■ RECORDS SUPPLIED
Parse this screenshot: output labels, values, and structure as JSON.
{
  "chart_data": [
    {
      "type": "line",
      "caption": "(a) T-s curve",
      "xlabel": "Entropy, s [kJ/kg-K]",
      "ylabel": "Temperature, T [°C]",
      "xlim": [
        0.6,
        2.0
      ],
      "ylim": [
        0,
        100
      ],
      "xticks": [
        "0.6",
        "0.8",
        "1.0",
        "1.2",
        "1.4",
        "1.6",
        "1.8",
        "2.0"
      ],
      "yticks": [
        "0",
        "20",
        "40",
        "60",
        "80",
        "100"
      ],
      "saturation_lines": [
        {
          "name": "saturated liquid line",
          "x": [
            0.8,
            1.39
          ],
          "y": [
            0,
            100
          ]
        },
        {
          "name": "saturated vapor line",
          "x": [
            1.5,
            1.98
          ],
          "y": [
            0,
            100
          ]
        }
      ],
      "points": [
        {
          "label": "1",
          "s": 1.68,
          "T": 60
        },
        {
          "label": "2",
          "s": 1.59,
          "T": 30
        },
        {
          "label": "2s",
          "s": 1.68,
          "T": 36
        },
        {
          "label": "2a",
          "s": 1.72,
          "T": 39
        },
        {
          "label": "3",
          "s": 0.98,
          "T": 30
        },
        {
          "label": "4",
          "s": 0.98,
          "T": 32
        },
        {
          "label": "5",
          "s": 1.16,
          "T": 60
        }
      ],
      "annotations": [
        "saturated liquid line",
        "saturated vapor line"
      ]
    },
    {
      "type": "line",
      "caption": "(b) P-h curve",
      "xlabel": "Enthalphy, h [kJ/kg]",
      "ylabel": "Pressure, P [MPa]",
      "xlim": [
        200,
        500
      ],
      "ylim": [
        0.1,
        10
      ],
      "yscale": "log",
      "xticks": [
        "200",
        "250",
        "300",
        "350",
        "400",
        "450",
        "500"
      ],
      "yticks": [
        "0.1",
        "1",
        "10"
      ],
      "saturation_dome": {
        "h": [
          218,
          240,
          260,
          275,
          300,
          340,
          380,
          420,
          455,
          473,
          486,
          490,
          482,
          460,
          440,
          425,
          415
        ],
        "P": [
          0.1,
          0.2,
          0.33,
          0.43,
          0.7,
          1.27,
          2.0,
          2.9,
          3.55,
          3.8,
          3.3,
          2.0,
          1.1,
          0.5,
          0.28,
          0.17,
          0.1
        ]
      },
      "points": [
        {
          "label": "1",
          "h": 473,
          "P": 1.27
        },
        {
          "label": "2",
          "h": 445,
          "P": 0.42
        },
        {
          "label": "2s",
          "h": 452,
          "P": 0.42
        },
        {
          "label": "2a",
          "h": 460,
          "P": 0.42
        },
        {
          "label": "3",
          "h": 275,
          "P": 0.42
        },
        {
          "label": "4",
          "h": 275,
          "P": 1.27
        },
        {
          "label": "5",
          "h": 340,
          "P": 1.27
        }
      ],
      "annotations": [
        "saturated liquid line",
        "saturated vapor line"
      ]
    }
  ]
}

■ EXERCISE OBJECTIVE
Copy out the material word for word and line for line.

■ SOLUTION TO THIS PROBLEM
Parse this screenshot: output labels, values, and structure as JSON.
{
  "chart_data": [
    {
      "type": "line",
      "caption": "(a) T-s curve",
      "xlabel": "Entropy, s [kJ/kg-K]",
      "ylabel": "Temperature, T [°C]",
      "xlim": [
        0.6,
        2.0
      ],
      "ylim": [
        0,
        100
      ],
      "xticks": [
        "0.6",
        "0.8",
        "1.0",
        "1.2",
        "1.4",
        "1.6",
        "1.8",
        "2.0"
      ],
      "yticks": [
        "0",
        "20",
        "40",
        "60",
        "80",
        "100"
      ],
      "saturation_lines": [
        {
          "name": "saturated liquid line",
          "x": [
            0.8,
            1.39
          ],
          "y": [
            0,
            100
          ]
        },
        {
          "name": "saturated vapor line",
          "x": [
            1.5,
            1.98
          ],
          "y": [
            0,
            100
          ]
        }
      ],
      "points": [
        {
          "label": "1",
          "s": 1.68,
          "T": 60
        },
        {
          "label": "2",
          "s": 1.59,
          "T": 30
        },
        {
          "label": "2s",
          "s": 1.68,
          "T": 36
        },
        {
          "label": "2a",
          "s": 1.72,
          "T": 39
        },
        {
          "label": "3",
          "s": 0.98,
          "T": 30
        },
        {
          "label": "4",
          "s": 0.98,
          "T": 32
        },
        {
          "label": "5",
          "s": 1.16,
          "T": 60
        }
      ],
      "annotations": [
        "saturated liquid line",
        "saturated vapor line"
      ]
    },
    {
      "type": "line",
      "caption": "(b) P-h curve",
      "xlabel": "Enthalphy, h [kJ/kg]",
      "ylabel": "Pressure, P [MPa]",
      "xlim": [
        200,
        500
      ],
      "ylim": [
        0.1,
        10
      ],
      "yscale": "log",
      "xticks": [
        "200",
        "250",
        "300",
        "350",
        "400",
        "450",
        "500"
      ],
      "yticks": [
        "0.1",
        "1",
        "10"
      ],
      "saturation_dome": {
        "h": [
          218,
          240,
          260,
          275,
          300,
          340,
          380,
          420,
          455,
          473,
          486,
          490,
          482,
          460,
          440,
          425,
          415
        ],
        "P": [
          0.1,
          0.2,
          0.33,
          0.43,
          0.7,
          1.27,
          2.0,
          2.9,
          3.55,
          3.8,
          3.3,
          2.0,
          1.1,
          0.5,
          0.28,
          0.17,
          0.1
        ]
      },
      "points": [
        {
          "label": "1",
          "h": 473,
          "P": 1.27
        },
        {
          "label": "2",
          "h": 445,
          "P": 0.42
        },
        {
          "label": "2s",
          "h": 452,
          "P": 0.42
        },
        {
          "label": "2a",
          "h": 460,
          "P": 0.42
        },
        {
          "label": "3",
          "h": 275,
          "P": 0.42
        },
        {
          "label": "4",
          "h": 275,
          "P": 1.27
        },
        {
          "label": "5",
          "h": 340,
          "P": 1.27
        }
      ],
      "annotations": [
        "saturated liquid line",
        "saturated vapor line"
      ]
    }
  ]
}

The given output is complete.